SOURCE DATA:
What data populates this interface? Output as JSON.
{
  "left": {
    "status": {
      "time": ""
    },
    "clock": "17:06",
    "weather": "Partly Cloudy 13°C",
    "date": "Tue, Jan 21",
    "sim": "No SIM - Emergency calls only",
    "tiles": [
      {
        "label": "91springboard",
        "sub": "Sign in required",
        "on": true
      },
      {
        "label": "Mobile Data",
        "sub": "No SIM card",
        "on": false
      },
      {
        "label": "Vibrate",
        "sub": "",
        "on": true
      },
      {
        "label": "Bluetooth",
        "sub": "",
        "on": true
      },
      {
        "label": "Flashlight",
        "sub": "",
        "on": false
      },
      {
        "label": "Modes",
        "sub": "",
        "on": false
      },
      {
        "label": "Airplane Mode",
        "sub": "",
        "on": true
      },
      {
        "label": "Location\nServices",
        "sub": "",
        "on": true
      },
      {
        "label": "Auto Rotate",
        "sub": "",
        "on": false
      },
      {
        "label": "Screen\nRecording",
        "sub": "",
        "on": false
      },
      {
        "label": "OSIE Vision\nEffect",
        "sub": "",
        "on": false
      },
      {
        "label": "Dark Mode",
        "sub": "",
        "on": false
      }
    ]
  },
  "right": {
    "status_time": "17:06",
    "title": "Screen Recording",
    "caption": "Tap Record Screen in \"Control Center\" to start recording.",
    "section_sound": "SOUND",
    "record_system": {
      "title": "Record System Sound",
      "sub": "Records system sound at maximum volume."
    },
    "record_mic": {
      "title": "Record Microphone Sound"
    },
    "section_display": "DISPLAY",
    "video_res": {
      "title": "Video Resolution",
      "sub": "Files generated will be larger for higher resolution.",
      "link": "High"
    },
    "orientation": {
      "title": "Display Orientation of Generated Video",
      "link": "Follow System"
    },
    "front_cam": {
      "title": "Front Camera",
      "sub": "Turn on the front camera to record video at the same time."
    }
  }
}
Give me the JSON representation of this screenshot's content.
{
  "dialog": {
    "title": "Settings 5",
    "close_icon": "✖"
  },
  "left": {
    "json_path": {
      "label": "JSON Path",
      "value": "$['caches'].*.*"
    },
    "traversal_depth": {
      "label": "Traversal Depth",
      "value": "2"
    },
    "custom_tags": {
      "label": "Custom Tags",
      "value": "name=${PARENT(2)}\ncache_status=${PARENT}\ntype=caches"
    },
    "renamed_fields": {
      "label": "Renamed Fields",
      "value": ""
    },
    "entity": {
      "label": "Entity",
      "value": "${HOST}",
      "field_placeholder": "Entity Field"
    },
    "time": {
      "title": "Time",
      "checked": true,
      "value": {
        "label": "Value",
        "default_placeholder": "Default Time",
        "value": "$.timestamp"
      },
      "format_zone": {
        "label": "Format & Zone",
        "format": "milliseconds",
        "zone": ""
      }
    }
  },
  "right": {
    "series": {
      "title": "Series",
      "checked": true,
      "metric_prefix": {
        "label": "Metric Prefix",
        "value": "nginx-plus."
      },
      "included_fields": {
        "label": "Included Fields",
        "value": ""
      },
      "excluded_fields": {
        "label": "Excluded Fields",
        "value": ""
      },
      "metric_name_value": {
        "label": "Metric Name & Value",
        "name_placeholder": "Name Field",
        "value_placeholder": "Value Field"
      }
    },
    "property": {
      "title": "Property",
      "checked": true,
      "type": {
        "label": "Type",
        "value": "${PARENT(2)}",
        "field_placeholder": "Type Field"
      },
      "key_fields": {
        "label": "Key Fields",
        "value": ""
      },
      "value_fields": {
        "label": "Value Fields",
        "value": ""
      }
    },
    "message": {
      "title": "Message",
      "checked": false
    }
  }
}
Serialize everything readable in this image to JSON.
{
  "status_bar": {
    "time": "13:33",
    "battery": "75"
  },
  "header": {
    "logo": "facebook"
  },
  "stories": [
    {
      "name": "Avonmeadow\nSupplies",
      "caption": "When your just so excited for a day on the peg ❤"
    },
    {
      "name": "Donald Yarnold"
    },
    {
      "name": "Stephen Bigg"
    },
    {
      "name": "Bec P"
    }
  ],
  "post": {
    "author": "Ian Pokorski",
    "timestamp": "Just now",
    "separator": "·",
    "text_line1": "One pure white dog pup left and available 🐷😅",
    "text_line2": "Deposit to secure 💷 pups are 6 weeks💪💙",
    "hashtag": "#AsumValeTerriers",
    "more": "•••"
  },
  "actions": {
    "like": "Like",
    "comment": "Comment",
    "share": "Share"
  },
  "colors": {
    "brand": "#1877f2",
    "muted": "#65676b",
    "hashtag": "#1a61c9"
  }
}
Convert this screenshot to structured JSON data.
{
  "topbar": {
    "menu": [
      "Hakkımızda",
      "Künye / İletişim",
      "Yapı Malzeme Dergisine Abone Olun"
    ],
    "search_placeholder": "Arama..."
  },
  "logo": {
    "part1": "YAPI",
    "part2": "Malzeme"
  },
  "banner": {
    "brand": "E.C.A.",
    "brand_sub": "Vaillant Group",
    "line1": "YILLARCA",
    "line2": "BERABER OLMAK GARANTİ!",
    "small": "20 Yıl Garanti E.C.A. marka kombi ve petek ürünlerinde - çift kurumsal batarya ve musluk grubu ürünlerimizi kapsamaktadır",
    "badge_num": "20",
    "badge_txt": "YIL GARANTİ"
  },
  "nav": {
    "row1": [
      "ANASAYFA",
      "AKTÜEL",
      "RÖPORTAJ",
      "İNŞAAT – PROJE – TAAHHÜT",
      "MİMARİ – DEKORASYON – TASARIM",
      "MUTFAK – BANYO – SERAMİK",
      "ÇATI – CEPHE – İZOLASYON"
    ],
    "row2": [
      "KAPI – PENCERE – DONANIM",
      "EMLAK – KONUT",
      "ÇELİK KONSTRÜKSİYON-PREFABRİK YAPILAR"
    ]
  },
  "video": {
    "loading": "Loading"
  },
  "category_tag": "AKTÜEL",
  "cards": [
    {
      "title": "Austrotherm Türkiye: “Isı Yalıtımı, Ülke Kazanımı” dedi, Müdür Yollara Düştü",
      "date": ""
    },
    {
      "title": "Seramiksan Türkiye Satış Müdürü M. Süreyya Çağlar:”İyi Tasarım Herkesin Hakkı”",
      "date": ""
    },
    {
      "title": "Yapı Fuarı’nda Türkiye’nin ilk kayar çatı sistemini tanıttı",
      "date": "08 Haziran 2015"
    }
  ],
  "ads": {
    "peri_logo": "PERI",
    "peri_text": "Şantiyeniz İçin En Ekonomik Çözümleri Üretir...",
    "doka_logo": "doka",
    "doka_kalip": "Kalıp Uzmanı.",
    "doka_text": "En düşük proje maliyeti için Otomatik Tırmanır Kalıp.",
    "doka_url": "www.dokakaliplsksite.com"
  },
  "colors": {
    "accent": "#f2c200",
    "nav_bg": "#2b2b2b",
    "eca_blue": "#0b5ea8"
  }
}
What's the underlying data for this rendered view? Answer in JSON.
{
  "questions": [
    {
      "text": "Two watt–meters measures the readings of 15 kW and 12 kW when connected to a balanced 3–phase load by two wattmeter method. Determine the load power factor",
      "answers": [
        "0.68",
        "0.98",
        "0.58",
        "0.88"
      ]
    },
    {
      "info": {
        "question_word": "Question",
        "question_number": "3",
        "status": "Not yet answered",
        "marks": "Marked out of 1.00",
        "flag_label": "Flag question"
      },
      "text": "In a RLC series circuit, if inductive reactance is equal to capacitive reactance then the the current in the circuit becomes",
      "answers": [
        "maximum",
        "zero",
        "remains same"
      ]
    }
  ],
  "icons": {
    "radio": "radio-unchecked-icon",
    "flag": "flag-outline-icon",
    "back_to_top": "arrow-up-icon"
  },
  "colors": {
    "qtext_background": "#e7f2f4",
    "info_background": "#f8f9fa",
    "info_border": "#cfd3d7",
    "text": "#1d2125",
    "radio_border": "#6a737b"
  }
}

DESCRIPTION OF THE TASK: Gather up every line in the data above that contains the word "timestamp", copying each one.

ANSWER BELOW:
        "value": "$.timestamp"
    "timestamp": "Just now",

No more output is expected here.